## START MATERIAL SUPPLIED

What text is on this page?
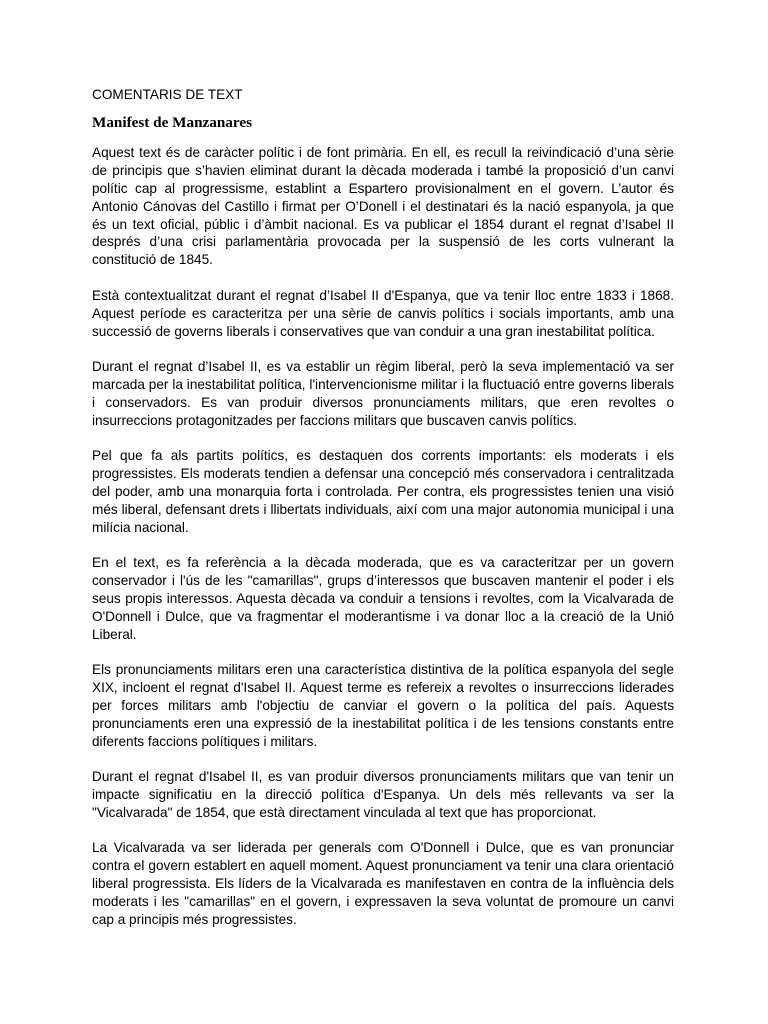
COMENTARIS DE TEXT
Manifest de Manzanares

Aquest text és de caràcter polític i de font primària. En ell, es recull la reivindicació d’una sèrie de principis que s’havien eliminat durant la dècada moderada i també la proposició d’un canvi polític cap al progressisme, establint a Espartero provisionalment en el govern. L’autor és Antonio Cánovas del Castillo i firmat per O’Donell i el destinatari és la nació espanyola, ja que és un text oficial, públic i d’àmbit nacional. Es va publicar el 1854 durant el regnat d’Isabel II després d’una crisi parlamentària provocada per la suspensió de les corts vulnerant la constitució de 1845.

Està contextualitzat durant el regnat d’Isabel II d'Espanya, que va tenir lloc entre 1833 i 1868. Aquest període es caracteritza per una sèrie de canvis polítics i socials importants, amb una successió de governs liberals i conservatives que van conduir a una gran inestabilitat política.

Durant el regnat d’Isabel II, es va establir un règim liberal, però la seva implementació va ser marcada per la inestabilitat política, l'intervencionisme militar i la fluctuació entre governs liberals i conservadors. Es van produir diversos pronunciaments militars, que eren revoltes o insurreccions protagonitzades per faccions militars que buscaven canvis polítics.

Pel que fa als partits polítics, es destaquen dos corrents importants: els moderats i els progressistes. Els moderats tendien a defensar una concepció més conservadora i centralitzada del poder, amb una monarquia forta i controlada. Per contra, els progressistes tenien una visió més liberal, defensant drets i llibertats individuals, així com una major autonomia municipal i una milícia nacional.

En el text, es fa referència a la dècada moderada, que es va caracteritzar per un govern conservador i l'ús de les "camarillas", grups d’interessos que buscaven mantenir el poder i els seus propis interessos. Aquesta dècada va conduir a tensions i revoltes, com la Vicalvarada de O'Donnell i Dulce, que va fragmentar el moderantisme i va donar lloc a la creació de la Unió Liberal.

Els pronunciaments militars eren una característica distintiva de la política espanyola del segle XIX, incloent el regnat d'Isabel II. Aquest terme es refereix a revoltes o insurreccions liderades per forces militars amb l'objectiu de canviar el govern o la política del país. Aquests pronunciaments eren una expressió de la inestabilitat política i de les tensions constants entre diferents faccions polítiques i militars.

Durant el regnat d'Isabel II, es van produir diversos pronunciaments militars que van tenir un impacte significatiu en la direcció política d'Espanya. Un dels més rellevants va ser la "Vicalvarada" de 1854, que està directament vinculada al text que has proporcionat.

La Vicalvarada va ser liderada per generals com O'Donnell i Dulce, que es van pronunciar contra el govern establert en aquell moment. Aquest pronunciament va tenir una clara orientació liberal progressista. Els líders de la Vicalvarada es manifestaven en contra de la influència dels moderats i les "camarillas" en el govern, i expressaven la seva voluntat de promoure un canvi cap a principis més progressistes.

## END MATERIAL SUPPLIED

Reproduce each entry verbatim, excluding any embedded images.

## RESPONSE TO THE EXERCISE
What text is on this page?
COMENTARIS DE TEXT
Manifest de Manzanares

Aquest text és de caràcter polític i de font primària. En ell, es recull la reivindicació d’una sèrie de principis que s’havien eliminat durant la dècada moderada i també la proposició d’un canvi polític cap al progressisme, establint a Espartero provisionalment en el govern. L’autor és Antonio Cánovas del Castillo i firmat per O’Donell i el destinatari és la nació espanyola, ja que és un text oficial, públic i d’àmbit nacional. Es va publicar el 1854 durant el regnat d’Isabel II després d’una crisi parlamentària provocada per la suspensió de les corts vulnerant la constitució de 1845.

Està contextualitzat durant el regnat d’Isabel II d'Espanya, que va tenir lloc entre 1833 i 1868. Aquest període es caracteritza per una sèrie de canvis polítics i socials importants, amb una successió de governs liberals i conservatives que van conduir a una gran inestabilitat política.

Durant el regnat d’Isabel II, es va establir un règim liberal, però la seva implementació va ser marcada per la inestabilitat política, l'intervencionisme militar i la fluctuació entre governs liberals i conservadors. Es van produir diversos pronunciaments militars, que eren revoltes o insurreccions protagonitzades per faccions militars que buscaven canvis polítics.

Pel que fa als partits polítics, es destaquen dos corrents importants: els moderats i els progressistes. Els moderats tendien a defensar una concepció més conservadora i centralitzada del poder, amb una monarquia forta i controlada. Per contra, els progressistes tenien una visió més liberal, defensant drets i llibertats individuals, així com una major autonomia municipal i una milícia nacional.

En el text, es fa referència a la dècada moderada, que es va caracteritzar per un govern conservador i l'ús de les "camarillas", grups d’interessos que buscaven mantenir el poder i els seus propis interessos. Aquesta dècada va conduir a tensions i revoltes, com la Vicalvarada de O'Donnell i Dulce, que va fragmentar el moderantisme i va donar lloc a la creació de la Unió Liberal.

Els pronunciaments militars eren una característica distintiva de la política espanyola del segle XIX, incloent el regnat d'Isabel II. Aquest terme es refereix a revoltes o insurreccions liderades per forces militars amb l'objectiu de canviar el govern o la política del país. Aquests pronunciaments eren una expressió de la inestabilitat política i de les tensions constants entre diferents faccions polítiques i militars.

Durant el regnat d'Isabel II, es van produir diversos pronunciaments militars que van tenir un impacte significatiu en la direcció política d'Espanya. Un dels més rellevants va ser la "Vicalvarada" de 1854, que està directament vinculada al text que has proporcionat.

La Vicalvarada va ser liderada per generals com O'Donnell i Dulce, que es van pronunciar contra el govern establert en aquell moment. Aquest pronunciament va tenir una clara orientació liberal progressista. Els líders de la Vicalvarada es manifestaven en contra de la influència dels moderats i les "camarillas" en el govern, i expressaven la seva voluntat de promoure un canvi cap a principis més progressistes.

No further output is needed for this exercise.